Exercise requirements
Quote the whole listing word for word. Do not include the pictures.
++++
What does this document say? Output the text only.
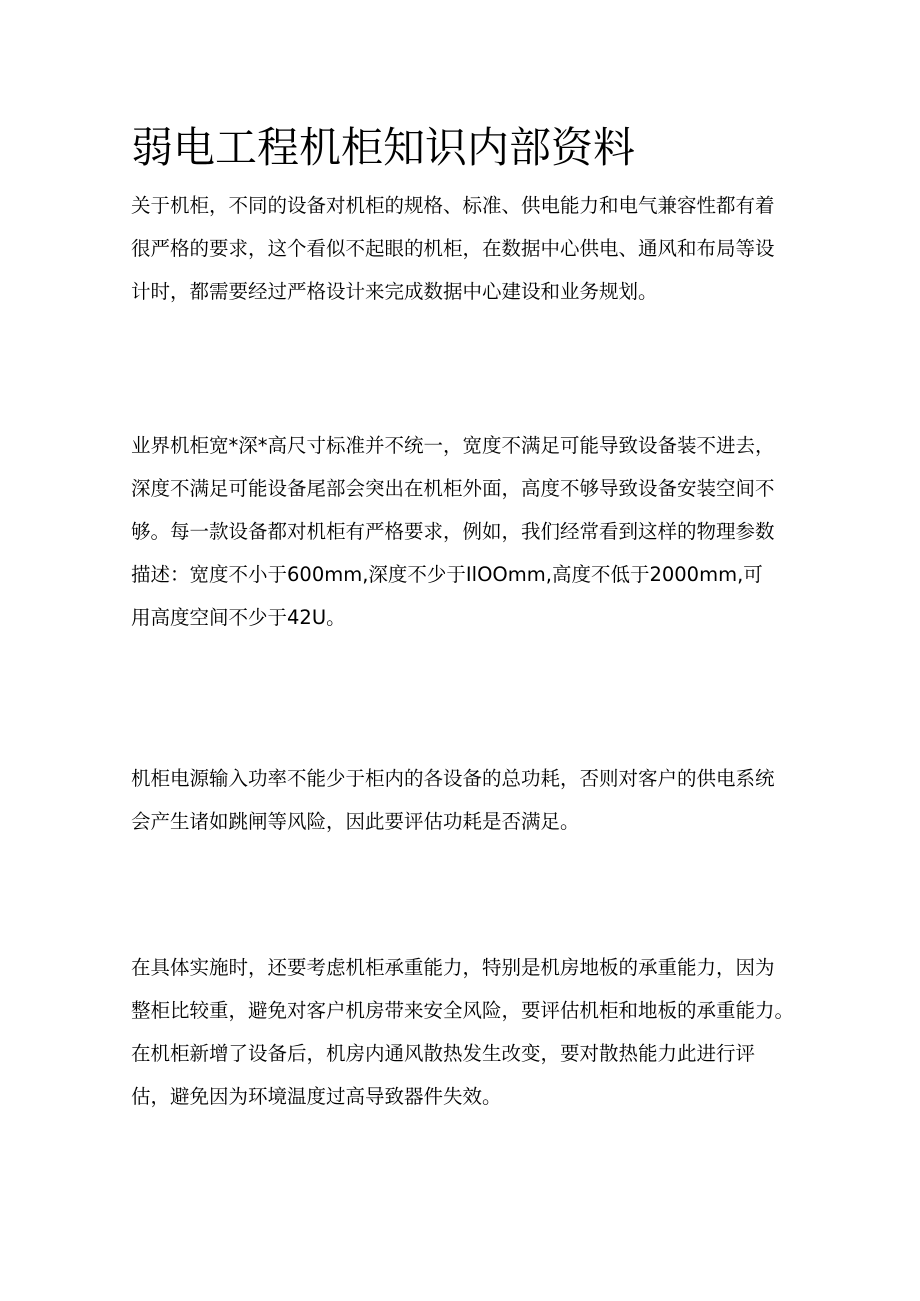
弱电工程机柜知识内部资料

关于机柜，不同的设备对机柜的规格、标准、供电能力和电气兼容性都有着
很严格的要求，这个看似不起眼的机柜，在数据中心供电、通风和布局等设
计时，都需要经过严格设计来完成数据中心建设和业务规划。

业界机柜宽*深*高尺寸标准并不统一，宽度不满足可能导致设备装不进去，
深度不满足可能设备尾部会突出在机柜外面，高度不够导致设备安装空间不
够。每一款设备都对机柜有严格要求，例如，我们经常看到这样的物理参数
描述：宽度不小于600mm,深度不少于IlOOmm,高度不低于2000mm,可
用高度空间不少于42U。

机柜电源输入功率不能少于柜内的各设备的总功耗，否则对客户的供电系统
会产生诸如跳闸等风险，因此要评估功耗是否满足。

在具体实施时，还要考虑机柜承重能力，特别是机房地板的承重能力，因为
整柜比较重，避免对客户机房带来安全风险，要评估机柜和地板的承重能力。
在机柜新增了设备后，机房内通风散热发生改变，要对散热能力此进行评
估，避免因为环境温度过高导致器件失效。
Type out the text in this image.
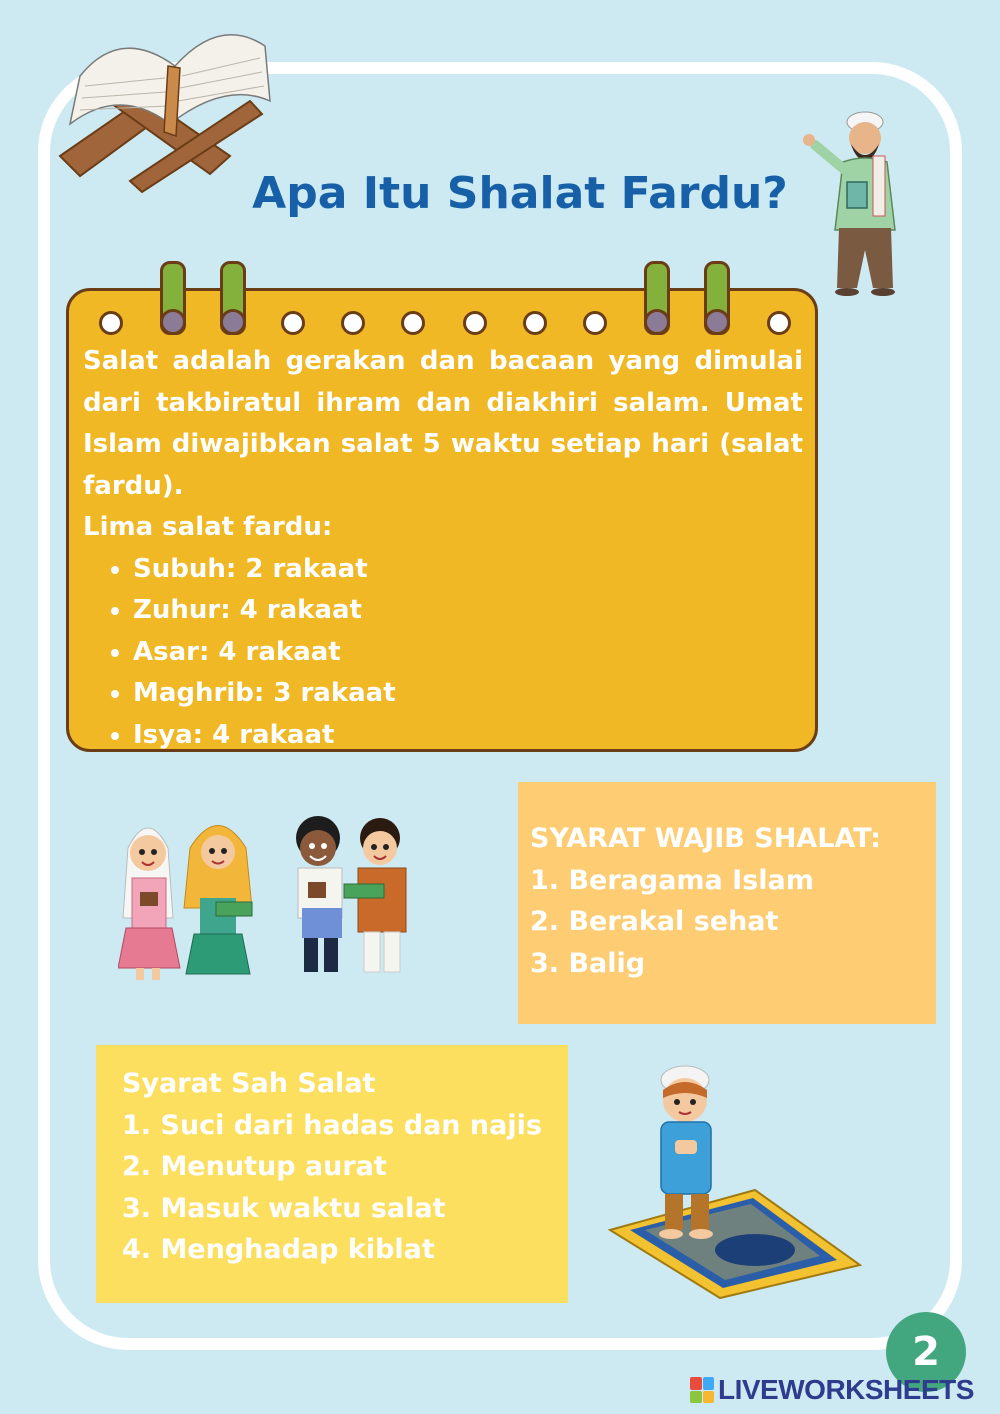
Apa Itu Shalat Fardu?

Salat adalah gerakan dan bacaan yang dimulai dari takbiratul ihram dan diakhiri salam. Umat Islam diwajibkan salat 5 waktu setiap hari (salat fardu).

Lima salat fardu:
• Subuh: 2 rakaat
• Zuhur: 4 rakaat
• Asar: 4 rakaat
• Maghrib: 3 rakaat
• Isya: 4 rakaat
SYARAT WAJIB SHALAT:
1. Beragama Islam
2. Berakal sehat
3. Balig
Syarat Sah Salat
1. Suci dari hadas dan najis
2. Menutup aurat
3. Masuk waktu salat
4. Menghadap kiblat
2
LIVEWORKSHEETS
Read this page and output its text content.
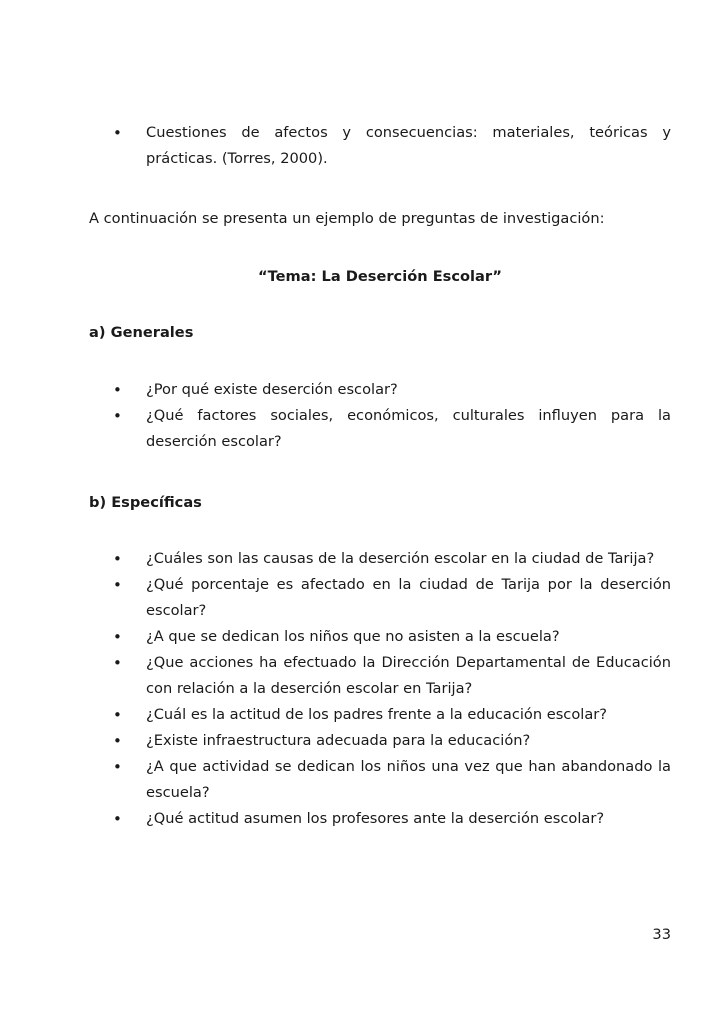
• Cuestiones de afectos y consecuencias: materiales, teóricas y prácticas. (Torres, 2000).

A continuación se presenta un ejemplo de preguntas de investigación:

“Tema: La Deserción Escolar”

a) Generales

• ¿Por qué existe deserción escolar?
• ¿Qué factores sociales, económicos, culturales influyen para la deserción escolar?

b) Específicas

• ¿Cuáles son las causas de la deserción escolar en la ciudad de Tarija?
• ¿Qué porcentaje es afectado en la ciudad de Tarija por la deserción escolar?
• ¿A que se dedican los niños que no asisten a la escuela?
• ¿Que acciones ha efectuado la Dirección Departamental de Educación con relación a la deserción escolar en Tarija?
• ¿Cuál es la actitud de los padres frente a la educación escolar?
• ¿Existe infraestructura adecuada para la educación?
• ¿A que actividad se dedican los niños una vez que han abandonado la escuela?
• ¿Qué actitud asumen los profesores ante la deserción escolar?

33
++++
Task answer
What does this document say? Output the text only.
弱电工程机柜知识内部资料

关于机柜，不同的设备对机柜的规格、标准、供电能力和电气兼容性都有着
很严格的要求，这个看似不起眼的机柜，在数据中心供电、通风和布局等设
计时，都需要经过严格设计来完成数据中心建设和业务规划。

业界机柜宽*深*高尺寸标准并不统一，宽度不满足可能导致设备装不进去，
深度不满足可能设备尾部会突出在机柜外面，高度不够导致设备安装空间不
够。每一款设备都对机柜有严格要求，例如，我们经常看到这样的物理参数
描述：宽度不小于600mm,深度不少于IlOOmm,高度不低于2000mm,可
用高度空间不少于42U。

机柜电源输入功率不能少于柜内的各设备的总功耗，否则对客户的供电系统
会产生诸如跳闸等风险，因此要评估功耗是否满足。

在具体实施时，还要考虑机柜承重能力，特别是机房地板的承重能力，因为
整柜比较重，避免对客户机房带来安全风险，要评估机柜和地板的承重能力。
在机柜新增了设备后，机房内通风散热发生改变，要对散热能力此进行评
估，避免因为环境温度过高导致器件失效。
Type out the text in this image.
Apa Itu Shalat Fardu?

Salat adalah gerakan dan bacaan yang dimulai dari takbiratul ihram dan diakhiri salam. Umat Islam diwajibkan salat 5 waktu setiap hari (salat fardu).

Lima salat fardu:
• Subuh: 2 rakaat
• Zuhur: 4 rakaat
• Asar: 4 rakaat
• Maghrib: 3 rakaat
• Isya: 4 rakaat
SYARAT WAJIB SHALAT:
1. Beragama Islam
2. Berakal sehat
3. Balig
Syarat Sah Salat
1. Suci dari hadas dan najis
2. Menutup aurat
3. Masuk waktu salat
4. Menghadap kiblat
2
LIVEWORKSHEETS
Read this page and output its text content.
• Cuestiones de afectos y consecuencias: materiales, teóricas y prácticas. (Torres, 2000).

A continuación se presenta un ejemplo de preguntas de investigación:

“Tema: La Deserción Escolar”

a) Generales

• ¿Por qué existe deserción escolar?
• ¿Qué factores sociales, económicos, culturales influyen para la deserción escolar?

b) Específicas

• ¿Cuáles son las causas de la deserción escolar en la ciudad de Tarija?
• ¿Qué porcentaje es afectado en la ciudad de Tarija por la deserción escolar?
• ¿A que se dedican los niños que no asisten a la escuela?
• ¿Que acciones ha efectuado la Dirección Departamental de Educación con relación a la deserción escolar en Tarija?
• ¿Cuál es la actitud de los padres frente a la educación escolar?
• ¿Existe infraestructura adecuada para la educación?
• ¿A que actividad se dedican los niños una vez que han abandonado la escuela?
• ¿Qué actitud asumen los profesores ante la deserción escolar?

33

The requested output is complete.